:: SUPPLIED DATA ::
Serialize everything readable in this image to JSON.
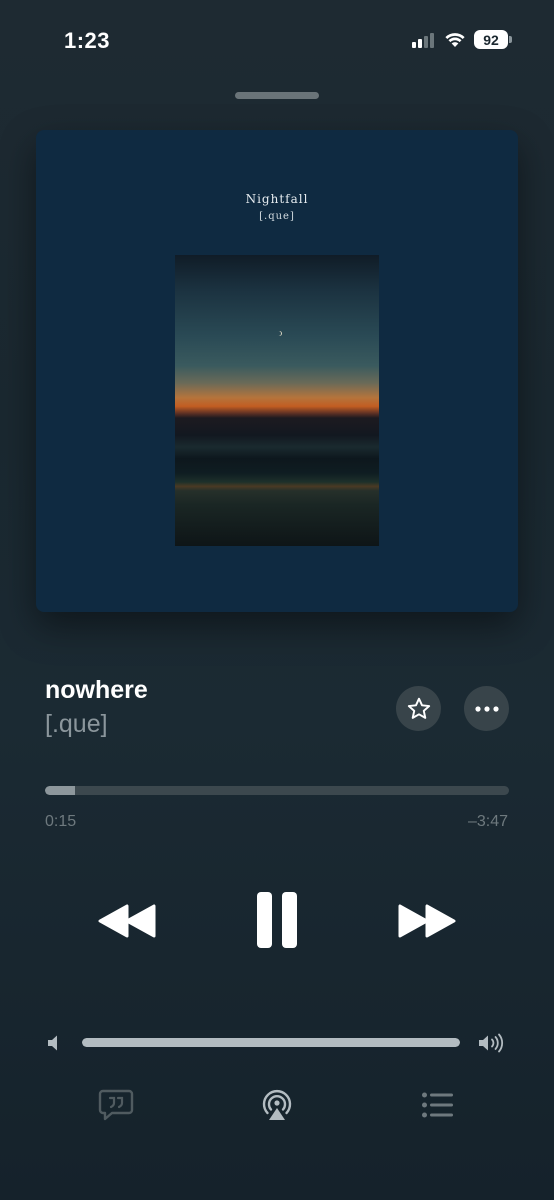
{
  "status_bar": {
    "time": "1:23",
    "battery": "92"
  },
  "artwork": {
    "title": "Nightfall",
    "artist": "[.que]",
    "background_color": "#0f2a41"
  },
  "track": {
    "title": "nowhere",
    "artist": "[.que]"
  },
  "progress": {
    "elapsed": "0:15",
    "remaining": "–3:47",
    "fraction": 0.065
  },
  "volume": {
    "level": 1.0
  },
  "icons": {
    "star": "star-icon",
    "more": "ellipsis-icon",
    "rewind": "rewind-icon",
    "pause": "pause-icon",
    "fast_forward": "fast-forward-icon",
    "volume_low": "speaker-low-icon",
    "volume_high": "speaker-high-icon",
    "lyrics": "lyrics-icon",
    "airplay": "airplay-icon",
    "queue": "queue-list-icon"
  },
  "colors": {
    "primary_text": "#ffffff",
    "secondary_text": "#8b969c",
    "button_bg": "#38444a",
    "track_bg": "#3c484e"
  }
}
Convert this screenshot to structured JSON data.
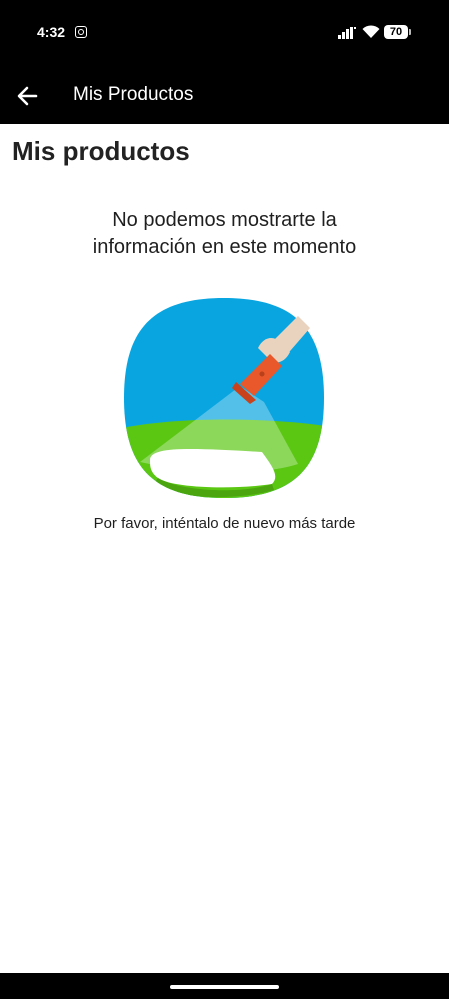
{
  "status_bar": {
    "time": "4:32",
    "battery": "70",
    "icons": [
      "instagram-icon",
      "signal-icon",
      "wifi-icon",
      "battery-icon"
    ]
  },
  "app_bar": {
    "back_icon": "arrow-left-icon",
    "title": "Mis Productos"
  },
  "main": {
    "page_title": "Mis productos",
    "message_line1": "No podemos mostrarte la",
    "message_line2": "información en este momento",
    "illustration": "flashlight-illustration",
    "hint": "Por favor, inténtalo de nuevo más tarde"
  },
  "colors": {
    "bar_background": "#000000",
    "sky_blue": "#09A5E0",
    "grass_green": "#5BC713",
    "flashlight_orange": "#E8582A",
    "hand_skin": "#E9D3BE"
  }
}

:: SET TASK ::
Working from the listing above, pick out every line that has "this" and copy it.

:: WORKED SOLUTION ::
Serialize everything readable in this image to JSON.
Convert this screenshot to structured JSON data.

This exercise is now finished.